[start of Data for processing]

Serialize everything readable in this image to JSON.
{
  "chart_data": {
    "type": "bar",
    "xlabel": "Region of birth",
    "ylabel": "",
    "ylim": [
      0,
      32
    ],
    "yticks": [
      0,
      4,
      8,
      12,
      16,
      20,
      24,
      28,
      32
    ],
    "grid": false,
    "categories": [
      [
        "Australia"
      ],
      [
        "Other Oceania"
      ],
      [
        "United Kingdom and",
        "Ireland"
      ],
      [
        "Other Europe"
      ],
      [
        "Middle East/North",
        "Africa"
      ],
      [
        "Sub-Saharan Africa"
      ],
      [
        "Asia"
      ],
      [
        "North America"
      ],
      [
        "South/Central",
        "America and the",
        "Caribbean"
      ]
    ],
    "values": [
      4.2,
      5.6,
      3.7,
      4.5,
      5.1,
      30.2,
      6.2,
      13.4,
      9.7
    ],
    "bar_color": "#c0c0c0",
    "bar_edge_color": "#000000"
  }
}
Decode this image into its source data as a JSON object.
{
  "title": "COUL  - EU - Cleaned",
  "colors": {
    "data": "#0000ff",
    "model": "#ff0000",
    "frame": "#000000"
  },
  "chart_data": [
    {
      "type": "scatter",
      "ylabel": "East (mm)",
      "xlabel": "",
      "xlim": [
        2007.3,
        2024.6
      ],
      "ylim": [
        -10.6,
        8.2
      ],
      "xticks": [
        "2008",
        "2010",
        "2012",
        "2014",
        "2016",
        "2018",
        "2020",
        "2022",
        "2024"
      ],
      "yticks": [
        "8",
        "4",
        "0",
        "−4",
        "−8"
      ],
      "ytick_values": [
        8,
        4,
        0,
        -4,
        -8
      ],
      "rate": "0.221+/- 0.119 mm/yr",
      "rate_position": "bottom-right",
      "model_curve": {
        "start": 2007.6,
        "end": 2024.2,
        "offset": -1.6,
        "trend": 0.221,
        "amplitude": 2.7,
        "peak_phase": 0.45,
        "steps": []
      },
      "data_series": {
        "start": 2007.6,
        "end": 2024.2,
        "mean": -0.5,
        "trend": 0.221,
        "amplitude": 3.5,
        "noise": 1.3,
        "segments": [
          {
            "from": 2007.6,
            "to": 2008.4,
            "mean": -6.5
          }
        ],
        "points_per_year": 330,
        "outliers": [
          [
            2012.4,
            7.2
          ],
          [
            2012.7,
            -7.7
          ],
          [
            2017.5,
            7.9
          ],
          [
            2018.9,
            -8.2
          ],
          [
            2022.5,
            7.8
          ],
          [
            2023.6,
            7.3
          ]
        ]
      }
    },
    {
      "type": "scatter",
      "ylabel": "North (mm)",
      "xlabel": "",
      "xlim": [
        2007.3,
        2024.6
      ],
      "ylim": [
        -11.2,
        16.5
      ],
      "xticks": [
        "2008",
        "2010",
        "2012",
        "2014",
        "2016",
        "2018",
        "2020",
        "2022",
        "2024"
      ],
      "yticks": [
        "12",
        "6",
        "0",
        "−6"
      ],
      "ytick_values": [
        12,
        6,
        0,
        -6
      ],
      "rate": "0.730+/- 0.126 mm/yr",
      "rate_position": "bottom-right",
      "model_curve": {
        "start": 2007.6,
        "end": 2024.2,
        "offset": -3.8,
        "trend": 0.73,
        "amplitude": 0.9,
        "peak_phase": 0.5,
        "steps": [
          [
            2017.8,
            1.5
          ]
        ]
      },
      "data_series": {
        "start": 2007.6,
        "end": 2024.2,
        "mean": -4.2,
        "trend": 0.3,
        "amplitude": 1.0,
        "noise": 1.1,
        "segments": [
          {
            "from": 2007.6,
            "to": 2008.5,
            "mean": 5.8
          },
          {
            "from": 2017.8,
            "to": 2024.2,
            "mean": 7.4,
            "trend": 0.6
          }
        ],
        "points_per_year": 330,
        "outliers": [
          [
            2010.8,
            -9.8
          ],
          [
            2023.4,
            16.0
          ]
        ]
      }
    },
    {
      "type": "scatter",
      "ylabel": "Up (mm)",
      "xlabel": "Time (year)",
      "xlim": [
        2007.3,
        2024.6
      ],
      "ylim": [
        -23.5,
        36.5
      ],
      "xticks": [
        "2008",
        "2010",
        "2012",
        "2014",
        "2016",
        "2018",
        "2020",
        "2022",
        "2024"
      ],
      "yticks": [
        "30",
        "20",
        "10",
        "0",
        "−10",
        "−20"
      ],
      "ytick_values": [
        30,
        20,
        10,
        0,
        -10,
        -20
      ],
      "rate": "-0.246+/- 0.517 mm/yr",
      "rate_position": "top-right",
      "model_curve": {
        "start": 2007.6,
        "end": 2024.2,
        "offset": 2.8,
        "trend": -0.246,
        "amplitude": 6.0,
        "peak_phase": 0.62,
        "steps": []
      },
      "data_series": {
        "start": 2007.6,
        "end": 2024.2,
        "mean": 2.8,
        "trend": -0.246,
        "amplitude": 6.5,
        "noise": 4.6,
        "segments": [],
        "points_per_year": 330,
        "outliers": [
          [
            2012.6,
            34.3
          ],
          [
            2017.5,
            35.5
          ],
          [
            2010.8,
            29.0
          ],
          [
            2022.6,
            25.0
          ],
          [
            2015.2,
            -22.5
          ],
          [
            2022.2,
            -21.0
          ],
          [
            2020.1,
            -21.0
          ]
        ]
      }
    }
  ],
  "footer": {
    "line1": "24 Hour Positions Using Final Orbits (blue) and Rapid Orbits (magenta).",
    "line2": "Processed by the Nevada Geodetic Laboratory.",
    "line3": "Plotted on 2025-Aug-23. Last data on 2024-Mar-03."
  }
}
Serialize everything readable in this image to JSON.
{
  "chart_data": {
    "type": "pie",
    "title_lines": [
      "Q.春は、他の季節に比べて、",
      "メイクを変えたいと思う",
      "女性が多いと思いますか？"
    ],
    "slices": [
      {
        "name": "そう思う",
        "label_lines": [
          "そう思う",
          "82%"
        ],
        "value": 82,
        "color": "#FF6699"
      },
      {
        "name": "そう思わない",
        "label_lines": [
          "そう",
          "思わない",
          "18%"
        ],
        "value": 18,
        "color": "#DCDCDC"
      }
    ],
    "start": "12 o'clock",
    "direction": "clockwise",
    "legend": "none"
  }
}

[end of Data for processing]

**Problem:** Each line of the material should be echoed exactly.

**Solution:**
Serialize everything readable in this image to JSON.
{
  "chart_data": {
    "type": "bar",
    "xlabel": "Region of birth",
    "ylabel": "",
    "ylim": [
      0,
      32
    ],
    "yticks": [
      0,
      4,
      8,
      12,
      16,
      20,
      24,
      28,
      32
    ],
    "grid": false,
    "categories": [
      [
        "Australia"
      ],
      [
        "Other Oceania"
      ],
      [
        "United Kingdom and",
        "Ireland"
      ],
      [
        "Other Europe"
      ],
      [
        "Middle East/North",
        "Africa"
      ],
      [
        "Sub-Saharan Africa"
      ],
      [
        "Asia"
      ],
      [
        "North America"
      ],
      [
        "South/Central",
        "America and the",
        "Caribbean"
      ]
    ],
    "values": [
      4.2,
      5.6,
      3.7,
      4.5,
      5.1,
      30.2,
      6.2,
      13.4,
      9.7
    ],
    "bar_color": "#c0c0c0",
    "bar_edge_color": "#000000"
  }
}
Decode this image into its source data as a JSON object.
{
  "title": "COUL  - EU - Cleaned",
  "colors": {
    "data": "#0000ff",
    "model": "#ff0000",
    "frame": "#000000"
  },
  "chart_data": [
    {
      "type": "scatter",
      "ylabel": "East (mm)",
      "xlabel": "",
      "xlim": [
        2007.3,
        2024.6
      ],
      "ylim": [
        -10.6,
        8.2
      ],
      "xticks": [
        "2008",
        "2010",
        "2012",
        "2014",
        "2016",
        "2018",
        "2020",
        "2022",
        "2024"
      ],
      "yticks": [
        "8",
        "4",
        "0",
        "−4",
        "−8"
      ],
      "ytick_values": [
        8,
        4,
        0,
        -4,
        -8
      ],
      "rate": "0.221+/- 0.119 mm/yr",
      "rate_position": "bottom-right",
      "model_curve": {
        "start": 2007.6,
        "end": 2024.2,
        "offset": -1.6,
        "trend": 0.221,
        "amplitude": 2.7,
        "peak_phase": 0.45,
        "steps": []
      },
      "data_series": {
        "start": 2007.6,
        "end": 2024.2,
        "mean": -0.5,
        "trend": 0.221,
        "amplitude": 3.5,
        "noise": 1.3,
        "segments": [
          {
            "from": 2007.6,
            "to": 2008.4,
            "mean": -6.5
          }
        ],
        "points_per_year": 330,
        "outliers": [
          [
            2012.4,
            7.2
          ],
          [
            2012.7,
            -7.7
          ],
          [
            2017.5,
            7.9
          ],
          [
            2018.9,
            -8.2
          ],
          [
            2022.5,
            7.8
          ],
          [
            2023.6,
            7.3
          ]
        ]
      }
    },
    {
      "type": "scatter",
      "ylabel": "North (mm)",
      "xlabel": "",
      "xlim": [
        2007.3,
        2024.6
      ],
      "ylim": [
        -11.2,
        16.5
      ],
      "xticks": [
        "2008",
        "2010",
        "2012",
        "2014",
        "2016",
        "2018",
        "2020",
        "2022",
        "2024"
      ],
      "yticks": [
        "12",
        "6",
        "0",
        "−6"
      ],
      "ytick_values": [
        12,
        6,
        0,
        -6
      ],
      "rate": "0.730+/- 0.126 mm/yr",
      "rate_position": "bottom-right",
      "model_curve": {
        "start": 2007.6,
        "end": 2024.2,
        "offset": -3.8,
        "trend": 0.73,
        "amplitude": 0.9,
        "peak_phase": 0.5,
        "steps": [
          [
            2017.8,
            1.5
          ]
        ]
      },
      "data_series": {
        "start": 2007.6,
        "end": 2024.2,
        "mean": -4.2,
        "trend": 0.3,
        "amplitude": 1.0,
        "noise": 1.1,
        "segments": [
          {
            "from": 2007.6,
            "to": 2008.5,
            "mean": 5.8
          },
          {
            "from": 2017.8,
            "to": 2024.2,
            "mean": 7.4,
            "trend": 0.6
          }
        ],
        "points_per_year": 330,
        "outliers": [
          [
            2010.8,
            -9.8
          ],
          [
            2023.4,
            16.0
          ]
        ]
      }
    },
    {
      "type": "scatter",
      "ylabel": "Up (mm)",
      "xlabel": "Time (year)",
      "xlim": [
        2007.3,
        2024.6
      ],
      "ylim": [
        -23.5,
        36.5
      ],
      "xticks": [
        "2008",
        "2010",
        "2012",
        "2014",
        "2016",
        "2018",
        "2020",
        "2022",
        "2024"
      ],
      "yticks": [
        "30",
        "20",
        "10",
        "0",
        "−10",
        "−20"
      ],
      "ytick_values": [
        30,
        20,
        10,
        0,
        -10,
        -20
      ],
      "rate": "-0.246+/- 0.517 mm/yr",
      "rate_position": "top-right",
      "model_curve": {
        "start": 2007.6,
        "end": 2024.2,
        "offset": 2.8,
        "trend": -0.246,
        "amplitude": 6.0,
        "peak_phase": 0.62,
        "steps": []
      },
      "data_series": {
        "start": 2007.6,
        "end": 2024.2,
        "mean": 2.8,
        "trend": -0.246,
        "amplitude": 6.5,
        "noise": 4.6,
        "segments": [],
        "points_per_year": 330,
        "outliers": [
          [
            2012.6,
            34.3
          ],
          [
            2017.5,
            35.5
          ],
          [
            2010.8,
            29.0
          ],
          [
            2022.6,
            25.0
          ],
          [
            2015.2,
            -22.5
          ],
          [
            2022.2,
            -21.0
          ],
          [
            2020.1,
            -21.0
          ]
        ]
      }
    }
  ],
  "footer": {
    "line1": "24 Hour Positions Using Final Orbits (blue) and Rapid Orbits (magenta).",
    "line2": "Processed by the Nevada Geodetic Laboratory.",
    "line3": "Plotted on 2025-Aug-23. Last data on 2024-Mar-03."
  }
}
Serialize everything readable in this image to JSON.
{
  "chart_data": {
    "type": "pie",
    "title_lines": [
      "Q.春は、他の季節に比べて、",
      "メイクを変えたいと思う",
      "女性が多いと思いますか？"
    ],
    "slices": [
      {
        "name": "そう思う",
        "label_lines": [
          "そう思う",
          "82%"
        ],
        "value": 82,
        "color": "#FF6699"
      },
      {
        "name": "そう思わない",
        "label_lines": [
          "そう",
          "思わない",
          "18%"
        ],
        "value": 18,
        "color": "#DCDCDC"
      }
    ],
    "start": "12 o'clock",
    "direction": "clockwise",
    "legend": "none"
  }
}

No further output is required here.